▶ _Dataset extract_
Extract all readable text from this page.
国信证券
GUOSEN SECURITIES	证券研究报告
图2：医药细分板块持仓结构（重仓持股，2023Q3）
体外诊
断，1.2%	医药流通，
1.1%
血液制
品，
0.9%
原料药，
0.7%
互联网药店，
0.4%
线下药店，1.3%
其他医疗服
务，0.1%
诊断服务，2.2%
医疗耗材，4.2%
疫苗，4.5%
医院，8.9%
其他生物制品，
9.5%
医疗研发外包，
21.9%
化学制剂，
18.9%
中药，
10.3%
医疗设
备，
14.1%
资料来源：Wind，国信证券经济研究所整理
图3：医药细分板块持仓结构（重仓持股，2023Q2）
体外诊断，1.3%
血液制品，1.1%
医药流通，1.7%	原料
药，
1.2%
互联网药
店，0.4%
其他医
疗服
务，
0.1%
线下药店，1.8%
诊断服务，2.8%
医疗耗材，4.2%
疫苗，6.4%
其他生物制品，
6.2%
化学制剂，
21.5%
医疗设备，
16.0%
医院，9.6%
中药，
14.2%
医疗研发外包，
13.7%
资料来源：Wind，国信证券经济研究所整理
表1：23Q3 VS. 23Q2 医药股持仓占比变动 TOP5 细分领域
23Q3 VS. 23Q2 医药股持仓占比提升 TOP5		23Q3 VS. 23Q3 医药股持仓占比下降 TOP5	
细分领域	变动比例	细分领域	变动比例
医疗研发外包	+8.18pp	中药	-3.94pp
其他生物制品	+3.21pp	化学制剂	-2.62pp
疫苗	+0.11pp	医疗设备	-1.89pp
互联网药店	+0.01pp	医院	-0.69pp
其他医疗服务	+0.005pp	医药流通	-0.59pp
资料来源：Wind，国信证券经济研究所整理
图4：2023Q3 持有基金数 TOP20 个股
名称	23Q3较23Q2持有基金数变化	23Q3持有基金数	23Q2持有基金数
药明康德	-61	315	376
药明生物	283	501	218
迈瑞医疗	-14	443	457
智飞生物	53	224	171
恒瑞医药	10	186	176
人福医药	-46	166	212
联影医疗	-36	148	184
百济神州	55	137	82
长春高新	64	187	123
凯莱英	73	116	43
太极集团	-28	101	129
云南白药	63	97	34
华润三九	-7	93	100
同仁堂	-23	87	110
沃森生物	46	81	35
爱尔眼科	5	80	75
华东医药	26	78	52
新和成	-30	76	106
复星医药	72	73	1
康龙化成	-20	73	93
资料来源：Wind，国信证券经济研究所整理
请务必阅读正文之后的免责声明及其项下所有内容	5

---

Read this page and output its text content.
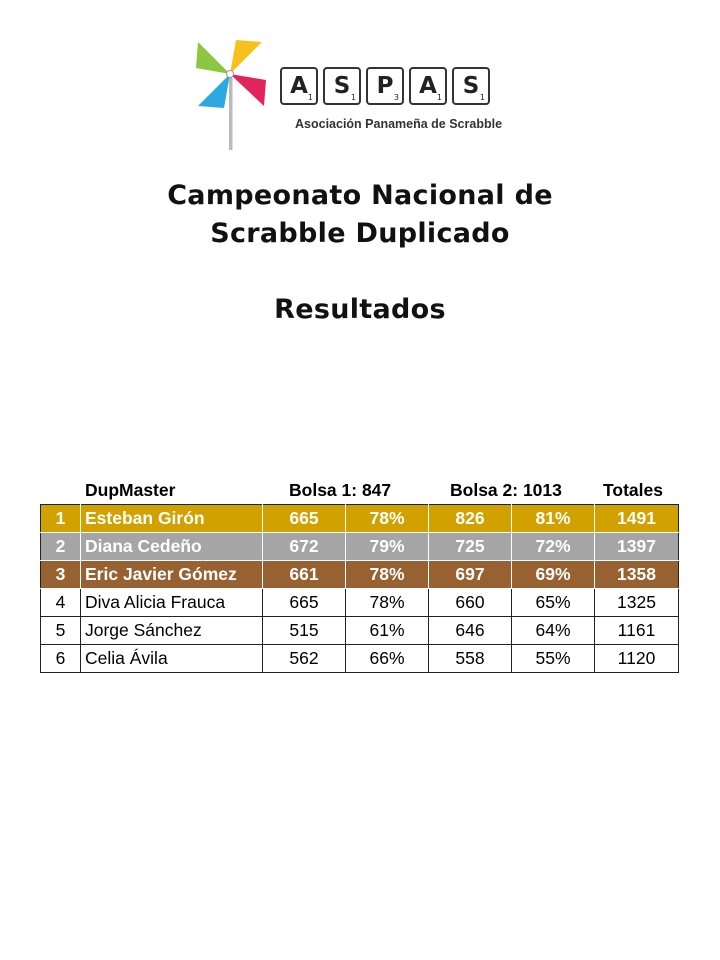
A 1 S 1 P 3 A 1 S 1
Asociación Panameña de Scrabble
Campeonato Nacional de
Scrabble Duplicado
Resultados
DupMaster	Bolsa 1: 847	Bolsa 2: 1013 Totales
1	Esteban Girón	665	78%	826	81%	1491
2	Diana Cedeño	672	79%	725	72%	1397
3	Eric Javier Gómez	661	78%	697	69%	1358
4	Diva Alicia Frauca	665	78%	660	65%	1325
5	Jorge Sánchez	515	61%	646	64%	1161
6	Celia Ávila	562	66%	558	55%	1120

▶ _Exercise prompt_
From the listing, copy every line where the string "this" appears.

▶ _Task response_
Extract all readable text from this page.
Read this page and output its text content.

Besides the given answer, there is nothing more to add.